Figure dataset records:

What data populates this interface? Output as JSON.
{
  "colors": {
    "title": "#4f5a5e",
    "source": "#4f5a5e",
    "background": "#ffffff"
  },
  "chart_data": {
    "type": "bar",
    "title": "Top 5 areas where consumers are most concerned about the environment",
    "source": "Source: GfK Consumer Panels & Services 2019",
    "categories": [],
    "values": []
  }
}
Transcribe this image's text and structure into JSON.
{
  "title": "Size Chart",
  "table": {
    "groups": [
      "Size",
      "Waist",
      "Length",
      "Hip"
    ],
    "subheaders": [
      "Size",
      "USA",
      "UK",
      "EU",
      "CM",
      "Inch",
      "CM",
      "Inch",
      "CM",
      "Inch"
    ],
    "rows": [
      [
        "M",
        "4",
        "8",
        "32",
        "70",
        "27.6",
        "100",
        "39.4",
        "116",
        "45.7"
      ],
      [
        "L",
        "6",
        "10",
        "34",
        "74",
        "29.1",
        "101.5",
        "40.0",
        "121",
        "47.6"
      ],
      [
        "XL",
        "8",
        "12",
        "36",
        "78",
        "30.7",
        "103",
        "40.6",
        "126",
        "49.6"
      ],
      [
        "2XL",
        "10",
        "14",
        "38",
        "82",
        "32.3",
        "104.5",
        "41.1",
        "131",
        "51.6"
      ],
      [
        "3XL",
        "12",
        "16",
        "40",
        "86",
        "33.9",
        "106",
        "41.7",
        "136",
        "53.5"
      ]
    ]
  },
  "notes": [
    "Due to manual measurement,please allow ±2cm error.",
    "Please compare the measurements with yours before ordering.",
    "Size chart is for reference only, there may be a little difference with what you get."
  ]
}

Exercise:
Copy every line of the records above that holds the word "title".

The output:
    "title": "#4f5a5e",
    "title": "Top 5 areas where consumers are most concerned about the environment",
  "title": "Size Chart",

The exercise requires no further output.